◆ **Goal of the exercise**
Return the material below in full and exactly.

◆ **Collected data**
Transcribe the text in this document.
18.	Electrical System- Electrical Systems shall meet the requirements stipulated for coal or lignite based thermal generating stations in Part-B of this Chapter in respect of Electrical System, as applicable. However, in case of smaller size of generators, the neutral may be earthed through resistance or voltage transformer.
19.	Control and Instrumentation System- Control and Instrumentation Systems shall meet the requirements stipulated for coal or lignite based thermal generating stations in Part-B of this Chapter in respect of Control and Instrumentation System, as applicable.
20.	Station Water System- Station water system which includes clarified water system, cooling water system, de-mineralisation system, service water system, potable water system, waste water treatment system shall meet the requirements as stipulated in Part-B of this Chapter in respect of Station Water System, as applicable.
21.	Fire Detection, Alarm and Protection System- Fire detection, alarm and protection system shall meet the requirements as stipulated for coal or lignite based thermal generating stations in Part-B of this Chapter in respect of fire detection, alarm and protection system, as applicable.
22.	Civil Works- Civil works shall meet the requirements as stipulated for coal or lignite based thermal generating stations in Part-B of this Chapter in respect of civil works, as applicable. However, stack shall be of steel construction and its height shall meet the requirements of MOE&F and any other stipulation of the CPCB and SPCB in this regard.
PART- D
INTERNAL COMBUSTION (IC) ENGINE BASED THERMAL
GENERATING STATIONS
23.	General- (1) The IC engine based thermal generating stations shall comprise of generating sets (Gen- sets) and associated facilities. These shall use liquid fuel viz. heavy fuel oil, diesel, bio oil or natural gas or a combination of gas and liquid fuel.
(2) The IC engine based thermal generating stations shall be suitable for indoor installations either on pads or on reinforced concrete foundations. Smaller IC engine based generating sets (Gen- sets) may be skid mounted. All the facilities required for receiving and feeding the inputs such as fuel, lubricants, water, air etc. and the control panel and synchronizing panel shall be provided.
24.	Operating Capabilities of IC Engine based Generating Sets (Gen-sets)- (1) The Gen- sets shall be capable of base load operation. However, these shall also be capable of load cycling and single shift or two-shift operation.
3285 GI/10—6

◆ **Solution to the exercise**
Transcribe the text in this document.
18.	Electrical System- Electrical Systems shall meet the requirements stipulated for coal or lignite based thermal generating stations in Part-B of this Chapter in respect of Electrical System, as applicable. However, in case of smaller size of generators, the neutral may be earthed through resistance or voltage transformer.
19.	Control and Instrumentation System- Control and Instrumentation Systems shall meet the requirements stipulated for coal or lignite based thermal generating stations in Part-B of this Chapter in respect of Control and Instrumentation System, as applicable.
20.	Station Water System- Station water system which includes clarified water system, cooling water system, de-mineralisation system, service water system, potable water system, waste water treatment system shall meet the requirements as stipulated in Part-B of this Chapter in respect of Station Water System, as applicable.
21.	Fire Detection, Alarm and Protection System- Fire detection, alarm and protection system shall meet the requirements as stipulated for coal or lignite based thermal generating stations in Part-B of this Chapter in respect of fire detection, alarm and protection system, as applicable.
22.	Civil Works- Civil works shall meet the requirements as stipulated for coal or lignite based thermal generating stations in Part-B of this Chapter in respect of civil works, as applicable. However, stack shall be of steel construction and its height shall meet the requirements of MOE&F and any other stipulation of the CPCB and SPCB in this regard.
PART- D
INTERNAL COMBUSTION (IC) ENGINE BASED THERMAL
GENERATING STATIONS
23.	General- (1) The IC engine based thermal generating stations shall comprise of generating sets (Gen- sets) and associated facilities. These shall use liquid fuel viz. heavy fuel oil, diesel, bio oil or natural gas or a combination of gas and liquid fuel.
(2) The IC engine based thermal generating stations shall be suitable for indoor installations either on pads or on reinforced concrete foundations. Smaller IC engine based generating sets (Gen- sets) may be skid mounted. All the facilities required for receiving and feeding the inputs such as fuel, lubricants, water, air etc. and the control panel and synchronizing panel shall be provided.
24.	Operating Capabilities of IC Engine based Generating Sets (Gen-sets)- (1) The Gen- sets shall be capable of base load operation. However, these shall also be capable of load cycling and single shift or two-shift operation.
3285 GI/10—6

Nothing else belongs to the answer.